**Aim**
Find every line in the records that holds the string "light". Copy each one.

** BEGIN Stored data **

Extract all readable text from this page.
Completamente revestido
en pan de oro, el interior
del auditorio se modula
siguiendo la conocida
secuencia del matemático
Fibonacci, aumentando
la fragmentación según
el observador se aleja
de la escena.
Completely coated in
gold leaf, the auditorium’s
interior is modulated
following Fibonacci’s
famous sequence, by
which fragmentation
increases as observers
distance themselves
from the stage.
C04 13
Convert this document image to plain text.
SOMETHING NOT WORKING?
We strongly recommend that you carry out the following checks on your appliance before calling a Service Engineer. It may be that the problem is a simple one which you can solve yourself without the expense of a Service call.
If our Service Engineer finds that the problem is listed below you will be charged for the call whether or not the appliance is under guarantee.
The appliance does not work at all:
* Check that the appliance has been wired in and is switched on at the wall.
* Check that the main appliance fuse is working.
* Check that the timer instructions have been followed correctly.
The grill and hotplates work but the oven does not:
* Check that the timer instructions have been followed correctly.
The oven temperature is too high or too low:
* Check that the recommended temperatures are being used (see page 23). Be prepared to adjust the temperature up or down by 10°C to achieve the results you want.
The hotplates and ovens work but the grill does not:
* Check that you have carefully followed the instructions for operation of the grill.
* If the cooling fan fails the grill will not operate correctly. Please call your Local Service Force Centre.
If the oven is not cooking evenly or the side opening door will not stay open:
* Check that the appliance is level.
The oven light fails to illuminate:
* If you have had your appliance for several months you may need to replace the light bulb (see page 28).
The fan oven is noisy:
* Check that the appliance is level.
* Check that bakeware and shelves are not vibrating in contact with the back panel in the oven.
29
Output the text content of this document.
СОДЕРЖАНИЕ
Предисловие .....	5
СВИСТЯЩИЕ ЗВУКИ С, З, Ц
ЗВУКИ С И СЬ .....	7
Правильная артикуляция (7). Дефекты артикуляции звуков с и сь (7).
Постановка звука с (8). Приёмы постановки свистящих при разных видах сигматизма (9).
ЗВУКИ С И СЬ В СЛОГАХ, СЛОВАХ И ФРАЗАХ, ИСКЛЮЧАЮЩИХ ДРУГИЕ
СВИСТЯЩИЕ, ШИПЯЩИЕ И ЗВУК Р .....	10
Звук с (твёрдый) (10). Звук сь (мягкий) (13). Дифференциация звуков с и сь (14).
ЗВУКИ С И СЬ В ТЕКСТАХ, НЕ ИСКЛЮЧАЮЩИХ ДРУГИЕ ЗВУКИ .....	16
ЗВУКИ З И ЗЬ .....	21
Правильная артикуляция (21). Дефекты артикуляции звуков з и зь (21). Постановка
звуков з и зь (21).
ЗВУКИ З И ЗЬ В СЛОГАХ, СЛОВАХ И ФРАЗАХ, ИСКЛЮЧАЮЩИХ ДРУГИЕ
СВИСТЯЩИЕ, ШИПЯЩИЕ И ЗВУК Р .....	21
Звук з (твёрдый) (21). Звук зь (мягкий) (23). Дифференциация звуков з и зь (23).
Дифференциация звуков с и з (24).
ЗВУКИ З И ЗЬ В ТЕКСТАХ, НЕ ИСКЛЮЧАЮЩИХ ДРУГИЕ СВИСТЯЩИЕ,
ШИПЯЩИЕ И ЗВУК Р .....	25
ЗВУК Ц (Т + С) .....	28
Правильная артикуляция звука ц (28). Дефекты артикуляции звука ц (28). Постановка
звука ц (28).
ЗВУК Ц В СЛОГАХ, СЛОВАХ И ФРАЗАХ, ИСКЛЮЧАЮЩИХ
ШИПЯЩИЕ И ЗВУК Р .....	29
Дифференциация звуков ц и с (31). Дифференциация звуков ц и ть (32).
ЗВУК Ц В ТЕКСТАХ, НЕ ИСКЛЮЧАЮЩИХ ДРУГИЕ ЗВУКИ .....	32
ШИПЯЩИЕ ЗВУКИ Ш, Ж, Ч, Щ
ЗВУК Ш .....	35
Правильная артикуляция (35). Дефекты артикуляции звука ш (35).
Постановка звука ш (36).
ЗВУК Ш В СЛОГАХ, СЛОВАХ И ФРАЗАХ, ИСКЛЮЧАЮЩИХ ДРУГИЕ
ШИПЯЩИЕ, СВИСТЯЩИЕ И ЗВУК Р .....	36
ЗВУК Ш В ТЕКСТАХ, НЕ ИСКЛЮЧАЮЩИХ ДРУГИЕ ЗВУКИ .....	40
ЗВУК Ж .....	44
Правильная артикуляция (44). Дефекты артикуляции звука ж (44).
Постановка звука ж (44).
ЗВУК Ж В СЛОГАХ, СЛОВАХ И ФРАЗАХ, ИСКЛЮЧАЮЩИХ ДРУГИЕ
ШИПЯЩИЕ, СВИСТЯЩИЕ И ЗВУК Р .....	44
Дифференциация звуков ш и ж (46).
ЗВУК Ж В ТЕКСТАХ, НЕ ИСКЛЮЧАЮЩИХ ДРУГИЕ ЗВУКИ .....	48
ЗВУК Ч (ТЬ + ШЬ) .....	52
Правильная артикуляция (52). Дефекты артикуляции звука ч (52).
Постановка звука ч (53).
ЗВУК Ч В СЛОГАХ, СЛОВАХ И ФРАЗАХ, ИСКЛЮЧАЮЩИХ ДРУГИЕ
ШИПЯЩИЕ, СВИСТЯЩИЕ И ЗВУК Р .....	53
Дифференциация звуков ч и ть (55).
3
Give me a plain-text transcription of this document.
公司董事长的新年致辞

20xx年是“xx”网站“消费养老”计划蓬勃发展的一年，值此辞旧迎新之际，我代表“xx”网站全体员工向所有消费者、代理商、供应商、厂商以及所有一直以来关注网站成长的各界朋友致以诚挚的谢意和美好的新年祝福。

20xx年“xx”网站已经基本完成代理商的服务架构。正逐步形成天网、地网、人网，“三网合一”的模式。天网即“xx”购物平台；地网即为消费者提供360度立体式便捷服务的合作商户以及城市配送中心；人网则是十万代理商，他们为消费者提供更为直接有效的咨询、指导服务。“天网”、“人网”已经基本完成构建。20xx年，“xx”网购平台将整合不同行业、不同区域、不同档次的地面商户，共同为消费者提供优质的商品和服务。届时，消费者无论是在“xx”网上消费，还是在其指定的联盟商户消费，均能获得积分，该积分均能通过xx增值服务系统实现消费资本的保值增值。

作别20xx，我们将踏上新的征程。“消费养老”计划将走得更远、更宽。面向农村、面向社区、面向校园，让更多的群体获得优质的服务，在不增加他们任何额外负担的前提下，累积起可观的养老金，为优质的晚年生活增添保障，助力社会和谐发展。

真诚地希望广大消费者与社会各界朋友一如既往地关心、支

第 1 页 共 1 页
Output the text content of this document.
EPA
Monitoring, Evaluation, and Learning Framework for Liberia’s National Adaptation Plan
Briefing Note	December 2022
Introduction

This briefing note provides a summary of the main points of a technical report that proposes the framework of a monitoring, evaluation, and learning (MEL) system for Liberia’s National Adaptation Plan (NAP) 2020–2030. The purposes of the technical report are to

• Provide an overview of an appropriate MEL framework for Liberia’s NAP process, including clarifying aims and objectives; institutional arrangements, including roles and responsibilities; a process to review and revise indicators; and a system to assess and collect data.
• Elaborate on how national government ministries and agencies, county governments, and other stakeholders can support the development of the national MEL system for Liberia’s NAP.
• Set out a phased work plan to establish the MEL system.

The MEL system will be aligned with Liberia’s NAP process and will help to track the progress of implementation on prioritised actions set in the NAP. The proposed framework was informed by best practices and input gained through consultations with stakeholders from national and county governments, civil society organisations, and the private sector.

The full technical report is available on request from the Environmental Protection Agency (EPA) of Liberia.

** END Stored data **

**Result below**
The oven light fails to illuminate:
* If you have had your appliance for several months you may need to replace the light bulb (see page 28).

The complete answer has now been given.